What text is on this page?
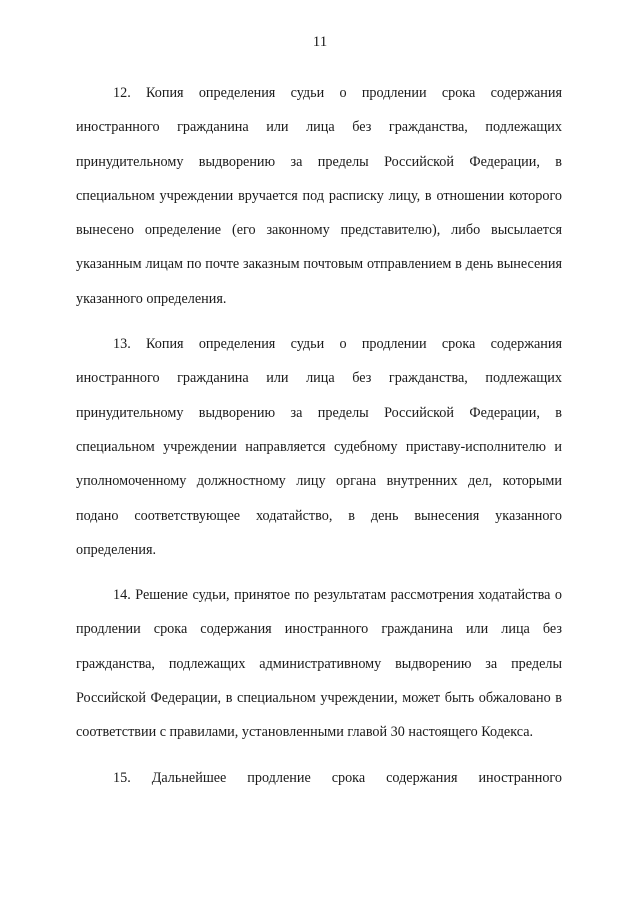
11

12. Копия определения судьи о продлении срока содержания иностранного гражданина или лица без гражданства, подлежащих принудительному выдворению за пределы Российской Федерации, в специальном учреждении вручается под расписку лицу, в отношении которого вынесено определение (его законному представителю), либо высылается указанным лицам по почте заказным почтовым отправлением в день вынесения указанного определения.

13. Копия определения судьи о продлении срока содержания иностранного гражданина или лица без гражданства, подлежащих принудительному выдворению за пределы Российской Федерации, в специальном учреждении направляется судебному приставу-исполнителю и уполномоченному должностному лицу органа внутренних дел, которыми подано соответствующее ходатайство, в день вынесения указанного определения.

14. Решение судьи, принятое по результатам рассмотрения ходатайства о продлении срока содержания иностранного гражданина или лица без гражданства, подлежащих административному выдворению за пределы Российской Федерации, в специальном учреждении, может быть обжаловано в соответствии с правилами, установленными главой 30 настоящего Кодекса.

15. Дальнейшее продление срока содержания иностранного
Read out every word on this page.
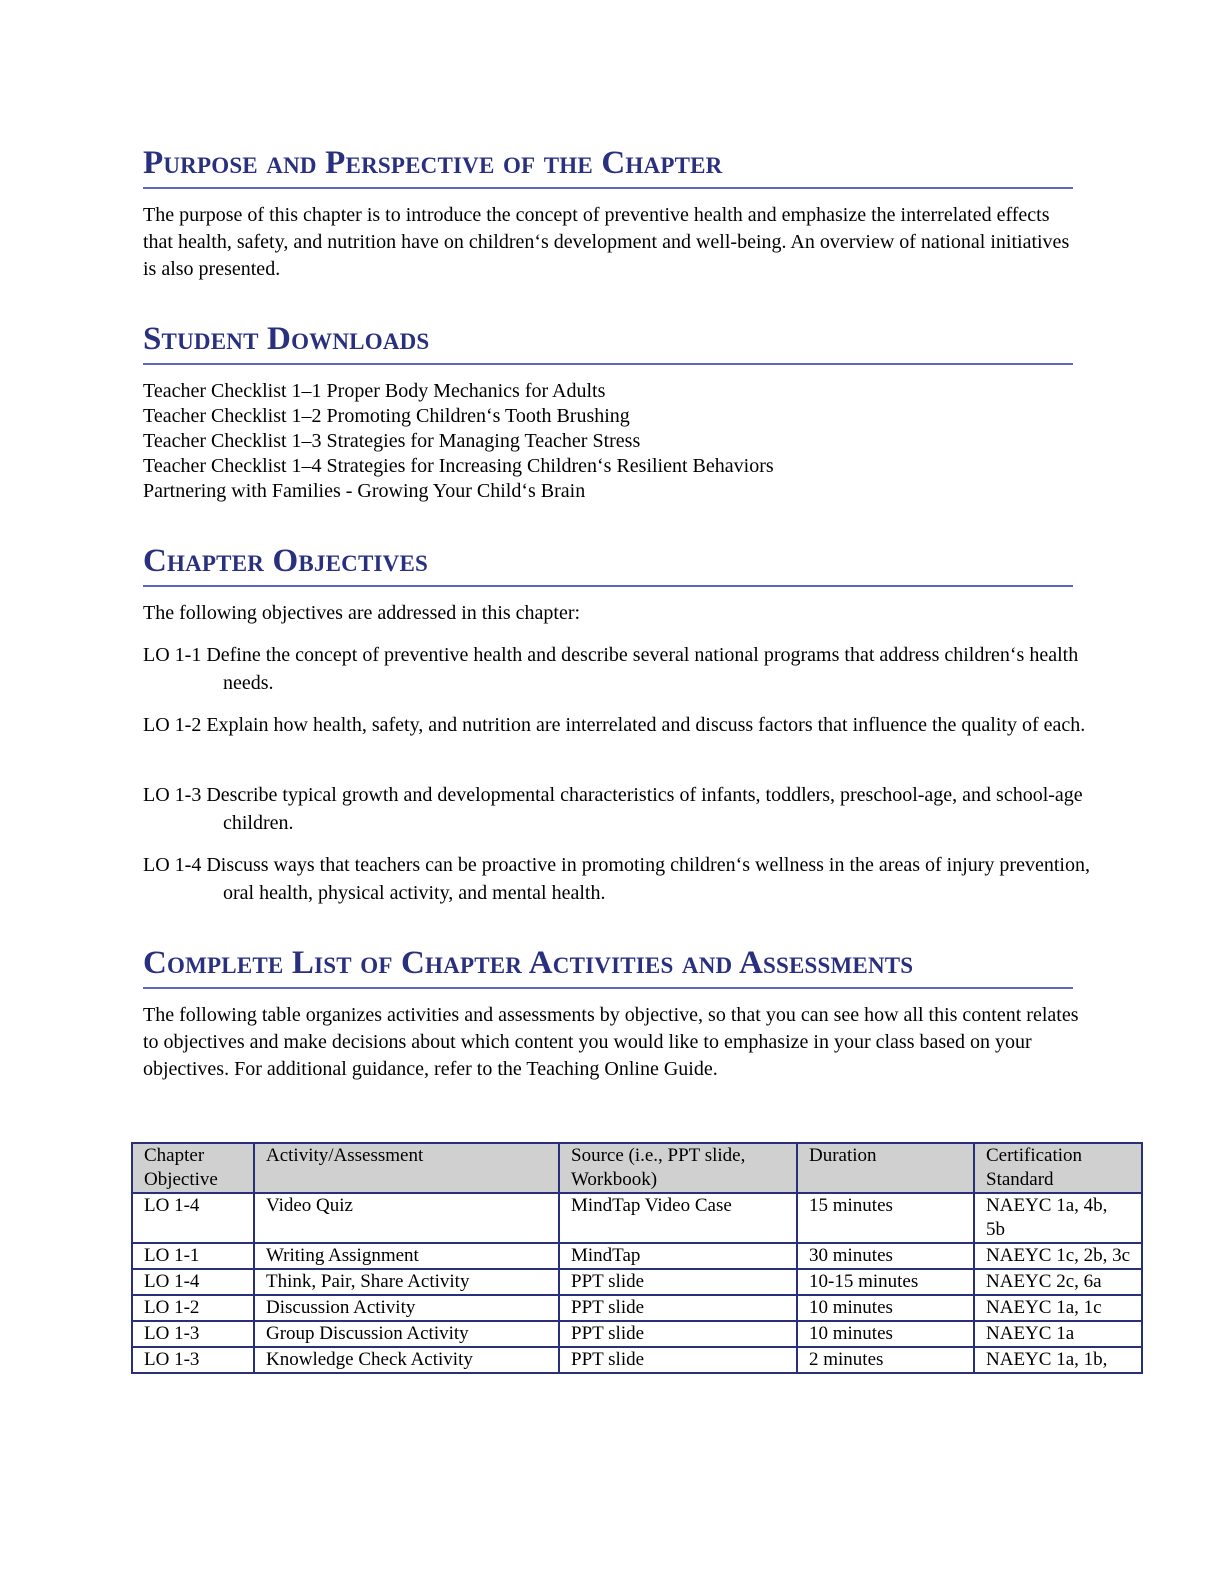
Purpose and Perspective of the Chapter
The purpose of this chapter is to introduce the concept of preventive health and emphasize the interrelated effects that health, safety, and nutrition have on children‘s development and well-being. An overview of national initiatives is also presented.
Student Downloads
Teacher Checklist 1–1 Proper Body Mechanics for Adults
Teacher Checklist 1–2 Promoting Children‘s Tooth Brushing
Teacher Checklist 1–3 Strategies for Managing Teacher Stress
Teacher Checklist 1–4 Strategies for Increasing Children‘s Resilient Behaviors
Partnering with Families - Growing Your Child‘s Brain
Chapter Objectives
The following objectives are addressed in this chapter:
LO 1-1 Define the concept of preventive health and describe several national programs that address children‘s health needs.
LO 1-2 Explain how health, safety, and nutrition are interrelated and discuss factors that influence the quality of each.
LO 1-3 Describe typical growth and developmental characteristics of infants, toddlers, preschool-age, and school-age children.
LO 1-4 Discuss ways that teachers can be proactive in promoting children‘s wellness in the areas of injury prevention, oral health, physical activity, and mental health.
Complete List of Chapter Activities and Assessments
The following table organizes activities and assessments by objective, so that you can see how all this content relates to objectives and make decisions about which content you would like to emphasize in your class based on your objectives. For additional guidance, refer to the Teaching Online Guide.
Chapter Objective	Activity/Assessment	Source (i.e., PPT slide, Workbook)	Duration	Certification Standard
LO 1-4	Video Quiz	MindTap Video Case	15 minutes	NAEYC 1a, 4b, 5b
LO 1-1	Writing Assignment	MindTap	30 minutes	NAEYC 1c, 2b, 3c
LO 1-4	Think, Pair, Share Activity	PPT slide	10-15 minutes	NAEYC 2c, 6a
LO 1-2	Discussion Activity	PPT slide	10 minutes	NAEYC 1a, 1c
LO 1-3	Group Discussion Activity	PPT slide	10 minutes	NAEYC 1a
LO 1-3	Knowledge Check Activity	PPT slide	2 minutes	NAEYC 1a, 1b,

=======

> **Work instructions**
Reproduce, word for word, every line from the one that contains "Read out every word on this page." to the end of the data, including both ends; omit all pictures.

> **Solution to this task**
Read out every word on this page.
Purpose and Perspective of the Chapter
The purpose of this chapter is to introduce the concept of preventive health and emphasize the interrelated effects that health, safety, and nutrition have on children‘s development and well-being. An overview of national initiatives is also presented.
Student Downloads
Teacher Checklist 1–1 Proper Body Mechanics for Adults
Teacher Checklist 1–2 Promoting Children‘s Tooth Brushing
Teacher Checklist 1–3 Strategies for Managing Teacher Stress
Teacher Checklist 1–4 Strategies for Increasing Children‘s Resilient Behaviors
Partnering with Families - Growing Your Child‘s Brain
Chapter Objectives
The following objectives are addressed in this chapter:
LO 1-1 Define the concept of preventive health and describe several national programs that address children‘s health needs.
LO 1-2 Explain how health, safety, and nutrition are interrelated and discuss factors that influence the quality of each.
LO 1-3 Describe typical growth and developmental characteristics of infants, toddlers, preschool-age, and school-age children.
LO 1-4 Discuss ways that teachers can be proactive in promoting children‘s wellness in the areas of injury prevention, oral health, physical activity, and mental health.
Complete List of Chapter Activities and Assessments
The following table organizes activities and assessments by objective, so that you can see how all this content relates to objectives and make decisions about which content you would like to emphasize in your class based on your objectives. For additional guidance, refer to the Teaching Online Guide.
Chapter Objective	Activity/Assessment	Source (i.e., PPT slide, Workbook)	Duration	Certification Standard
LO 1-4	Video Quiz	MindTap Video Case	15 minutes	NAEYC 1a, 4b, 5b
LO 1-1	Writing Assignment	MindTap	30 minutes	NAEYC 1c, 2b, 3c
LO 1-4	Think, Pair, Share Activity	PPT slide	10-15 minutes	NAEYC 2c, 6a
LO 1-2	Discussion Activity	PPT slide	10 minutes	NAEYC 1a, 1c
LO 1-3	Group Discussion Activity	PPT slide	10 minutes	NAEYC 1a
LO 1-3	Knowledge Check Activity	PPT slide	2 minutes	NAEYC 1a, 1b,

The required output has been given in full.